Goal -> Write out the records below once more, exactly as they stand.
=====
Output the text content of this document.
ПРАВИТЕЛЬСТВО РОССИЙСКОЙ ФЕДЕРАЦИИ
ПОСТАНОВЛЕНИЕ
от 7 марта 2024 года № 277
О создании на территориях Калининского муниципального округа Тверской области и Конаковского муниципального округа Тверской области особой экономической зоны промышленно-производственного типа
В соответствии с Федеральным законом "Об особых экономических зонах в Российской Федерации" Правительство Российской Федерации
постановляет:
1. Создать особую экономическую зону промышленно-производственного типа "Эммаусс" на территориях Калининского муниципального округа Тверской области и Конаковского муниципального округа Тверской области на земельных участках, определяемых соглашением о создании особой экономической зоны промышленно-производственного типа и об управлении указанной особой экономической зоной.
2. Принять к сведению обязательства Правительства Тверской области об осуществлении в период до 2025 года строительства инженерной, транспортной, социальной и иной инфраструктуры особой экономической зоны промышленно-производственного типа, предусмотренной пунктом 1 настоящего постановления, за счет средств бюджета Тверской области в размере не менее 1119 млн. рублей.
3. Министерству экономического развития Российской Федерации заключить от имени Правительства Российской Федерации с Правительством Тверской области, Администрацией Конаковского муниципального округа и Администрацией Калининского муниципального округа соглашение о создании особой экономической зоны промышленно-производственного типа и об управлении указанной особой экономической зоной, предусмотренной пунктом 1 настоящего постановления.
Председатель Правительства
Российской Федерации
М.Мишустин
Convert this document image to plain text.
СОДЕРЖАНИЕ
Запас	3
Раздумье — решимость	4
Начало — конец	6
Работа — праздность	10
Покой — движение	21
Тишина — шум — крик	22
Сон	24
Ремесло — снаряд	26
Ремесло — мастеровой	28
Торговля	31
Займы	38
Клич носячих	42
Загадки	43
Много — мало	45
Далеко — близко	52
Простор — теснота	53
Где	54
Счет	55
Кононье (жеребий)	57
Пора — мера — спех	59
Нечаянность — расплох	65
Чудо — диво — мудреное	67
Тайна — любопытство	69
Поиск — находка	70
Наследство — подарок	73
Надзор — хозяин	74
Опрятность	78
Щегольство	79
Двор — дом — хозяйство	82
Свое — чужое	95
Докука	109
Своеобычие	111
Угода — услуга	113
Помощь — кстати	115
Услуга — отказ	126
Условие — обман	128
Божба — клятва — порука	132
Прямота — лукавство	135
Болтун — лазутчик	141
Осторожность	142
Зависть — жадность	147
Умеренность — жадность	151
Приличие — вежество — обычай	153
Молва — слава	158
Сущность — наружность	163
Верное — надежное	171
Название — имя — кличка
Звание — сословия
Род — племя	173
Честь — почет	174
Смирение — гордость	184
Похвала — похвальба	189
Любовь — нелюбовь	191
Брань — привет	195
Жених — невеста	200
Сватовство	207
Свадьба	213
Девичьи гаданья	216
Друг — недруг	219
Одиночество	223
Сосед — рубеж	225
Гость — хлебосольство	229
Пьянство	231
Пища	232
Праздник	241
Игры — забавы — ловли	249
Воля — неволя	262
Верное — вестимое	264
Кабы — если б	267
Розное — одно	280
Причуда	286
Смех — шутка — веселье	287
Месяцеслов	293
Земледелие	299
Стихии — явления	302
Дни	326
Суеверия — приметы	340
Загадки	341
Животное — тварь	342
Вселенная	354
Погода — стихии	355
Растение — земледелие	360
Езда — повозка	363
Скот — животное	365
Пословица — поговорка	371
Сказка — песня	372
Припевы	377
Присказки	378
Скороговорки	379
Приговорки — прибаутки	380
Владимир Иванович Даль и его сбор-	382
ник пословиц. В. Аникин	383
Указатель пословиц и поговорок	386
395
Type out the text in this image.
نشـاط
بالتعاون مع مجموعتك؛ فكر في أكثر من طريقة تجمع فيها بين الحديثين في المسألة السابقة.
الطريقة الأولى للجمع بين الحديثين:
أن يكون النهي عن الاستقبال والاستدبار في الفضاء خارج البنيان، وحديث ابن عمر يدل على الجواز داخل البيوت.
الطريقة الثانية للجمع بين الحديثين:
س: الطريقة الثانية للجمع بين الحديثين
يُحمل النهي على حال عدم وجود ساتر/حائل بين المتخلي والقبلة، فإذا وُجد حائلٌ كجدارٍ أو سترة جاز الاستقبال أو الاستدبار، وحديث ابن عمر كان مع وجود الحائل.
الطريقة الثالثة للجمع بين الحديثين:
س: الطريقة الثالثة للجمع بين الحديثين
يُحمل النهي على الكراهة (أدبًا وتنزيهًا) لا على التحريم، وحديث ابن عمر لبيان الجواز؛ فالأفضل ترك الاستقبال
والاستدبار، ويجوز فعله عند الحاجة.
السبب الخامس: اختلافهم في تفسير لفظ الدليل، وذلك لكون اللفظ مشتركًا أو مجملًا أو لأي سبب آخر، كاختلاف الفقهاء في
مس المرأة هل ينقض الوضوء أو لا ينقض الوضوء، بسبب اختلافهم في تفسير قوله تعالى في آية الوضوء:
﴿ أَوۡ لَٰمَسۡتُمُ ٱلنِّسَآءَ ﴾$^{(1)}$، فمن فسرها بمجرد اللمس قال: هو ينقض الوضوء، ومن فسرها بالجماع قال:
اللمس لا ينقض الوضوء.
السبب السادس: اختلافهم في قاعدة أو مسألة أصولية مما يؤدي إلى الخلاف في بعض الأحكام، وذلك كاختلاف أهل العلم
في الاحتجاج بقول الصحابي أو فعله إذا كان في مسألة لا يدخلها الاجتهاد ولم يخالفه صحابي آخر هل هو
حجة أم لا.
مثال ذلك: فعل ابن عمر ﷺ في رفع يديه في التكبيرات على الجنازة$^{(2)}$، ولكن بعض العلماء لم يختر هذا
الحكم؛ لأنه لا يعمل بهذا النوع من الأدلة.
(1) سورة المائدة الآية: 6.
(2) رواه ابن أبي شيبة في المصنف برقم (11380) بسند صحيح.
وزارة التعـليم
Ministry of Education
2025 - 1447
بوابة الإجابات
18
=====
Solution to this problem ->
Output the text content of this document.
ПРАВИТЕЛЬСТВО РОССИЙСКОЙ ФЕДЕРАЦИИ
ПОСТАНОВЛЕНИЕ
от 7 марта 2024 года № 277
О создании на территориях Калининского муниципального округа Тверской области и Конаковского муниципального округа Тверской области особой экономической зоны промышленно-производственного типа
В соответствии с Федеральным законом "Об особых экономических зонах в Российской Федерации" Правительство Российской Федерации
постановляет:
1. Создать особую экономическую зону промышленно-производственного типа "Эммаусс" на территориях Калининского муниципального округа Тверской области и Конаковского муниципального округа Тверской области на земельных участках, определяемых соглашением о создании особой экономической зоны промышленно-производственного типа и об управлении указанной особой экономической зоной.
2. Принять к сведению обязательства Правительства Тверской области об осуществлении в период до 2025 года строительства инженерной, транспортной, социальной и иной инфраструктуры особой экономической зоны промышленно-производственного типа, предусмотренной пунктом 1 настоящего постановления, за счет средств бюджета Тверской области в размере не менее 1119 млн. рублей.
3. Министерству экономического развития Российской Федерации заключить от имени Правительства Российской Федерации с Правительством Тверской области, Администрацией Конаковского муниципального округа и Администрацией Калининского муниципального округа соглашение о создании особой экономической зоны промышленно-производственного типа и об управлении указанной особой экономической зоной, предусмотренной пунктом 1 настоящего постановления.
Председатель Правительства
Российской Федерации
М.Мишустин
Convert this document image to plain text.
СОДЕРЖАНИЕ
Запас	3
Раздумье — решимость	4
Начало — конец	6
Работа — праздность	10
Покой — движение	21
Тишина — шум — крик	22
Сон	24
Ремесло — снаряд	26
Ремесло — мастеровой	28
Торговля	31
Займы	38
Клич носячих	42
Загадки	43
Много — мало	45
Далеко — близко	52
Простор — теснота	53
Где	54
Счет	55
Кононье (жеребий)	57
Пора — мера — спех	59
Нечаянность — расплох	65
Чудо — диво — мудреное	67
Тайна — любопытство	69
Поиск — находка	70
Наследство — подарок	73
Надзор — хозяин	74
Опрятность	78
Щегольство	79
Двор — дом — хозяйство	82
Свое — чужое	95
Докука	109
Своеобычие	111
Угода — услуга	113
Помощь — кстати	115
Услуга — отказ	126
Условие — обман	128
Божба — клятва — порука	132
Прямота — лукавство	135
Болтун — лазутчик	141
Осторожность	142
Зависть — жадность	147
Умеренность — жадность	151
Приличие — вежество — обычай	153
Молва — слава	158
Сущность — наружность	163
Верное — надежное	171
Название — имя — кличка
Звание — сословия
Род — племя	173
Честь — почет	174
Смирение — гордость	184
Похвала — похвальба	189
Любовь — нелюбовь	191
Брань — привет	195
Жених — невеста	200
Сватовство	207
Свадьба	213
Девичьи гаданья	216
Друг — недруг	219
Одиночество	223
Сосед — рубеж	225
Гость — хлебосольство	229
Пьянство	231
Пища	232
Праздник	241
Игры — забавы — ловли	249
Воля — неволя	262
Верное — вестимое	264
Кабы — если б	267
Розное — одно	280
Причуда	286
Смех — шутка — веселье	287
Месяцеслов	293
Земледелие	299
Стихии — явления	302
Дни	326
Суеверия — приметы	340
Загадки	341
Животное — тварь	342
Вселенная	354
Погода — стихии	355
Растение — земледелие	360
Езда — повозка	363
Скот — животное	365
Пословица — поговорка	371
Сказка — песня	372
Припевы	377
Присказки	378
Скороговорки	379
Приговорки — прибаутки	380
Владимир Иванович Даль и его сбор-	382
ник пословиц. В. Аникин	383
Указатель пословиц и поговорок	386
395
Type out the text in this image.
نشـاط
بالتعاون مع مجموعتك؛ فكر في أكثر من طريقة تجمع فيها بين الحديثين في المسألة السابقة.
الطريقة الأولى للجمع بين الحديثين:
أن يكون النهي عن الاستقبال والاستدبار في الفضاء خارج البنيان، وحديث ابن عمر يدل على الجواز داخل البيوت.
الطريقة الثانية للجمع بين الحديثين:
س: الطريقة الثانية للجمع بين الحديثين
يُحمل النهي على حال عدم وجود ساتر/حائل بين المتخلي والقبلة، فإذا وُجد حائلٌ كجدارٍ أو سترة جاز الاستقبال أو الاستدبار، وحديث ابن عمر كان مع وجود الحائل.
الطريقة الثالثة للجمع بين الحديثين:
س: الطريقة الثالثة للجمع بين الحديثين
يُحمل النهي على الكراهة (أدبًا وتنزيهًا) لا على التحريم، وحديث ابن عمر لبيان الجواز؛ فالأفضل ترك الاستقبال
والاستدبار، ويجوز فعله عند الحاجة.
السبب الخامس: اختلافهم في تفسير لفظ الدليل، وذلك لكون اللفظ مشتركًا أو مجملًا أو لأي سبب آخر، كاختلاف الفقهاء في
مس المرأة هل ينقض الوضوء أو لا ينقض الوضوء، بسبب اختلافهم في تفسير قوله تعالى في آية الوضوء:
﴿ أَوۡ لَٰمَسۡتُمُ ٱلنِّسَآءَ ﴾$^{(1)}$، فمن فسرها بمجرد اللمس قال: هو ينقض الوضوء، ومن فسرها بالجماع قال:
اللمس لا ينقض الوضوء.
السبب السادس: اختلافهم في قاعدة أو مسألة أصولية مما يؤدي إلى الخلاف في بعض الأحكام، وذلك كاختلاف أهل العلم
في الاحتجاج بقول الصحابي أو فعله إذا كان في مسألة لا يدخلها الاجتهاد ولم يخالفه صحابي آخر هل هو
حجة أم لا.
مثال ذلك: فعل ابن عمر ﷺ في رفع يديه في التكبيرات على الجنازة$^{(2)}$، ولكن بعض العلماء لم يختر هذا
الحكم؛ لأنه لا يعمل بهذا النوع من الأدلة.
(1) سورة المائدة الآية: 6.
(2) رواه ابن أبي شيبة في المصنف برقم (11380) بسند صحيح.
وزارة التعـليم
Ministry of Education
2025 - 1447
بوابة الإجابات
18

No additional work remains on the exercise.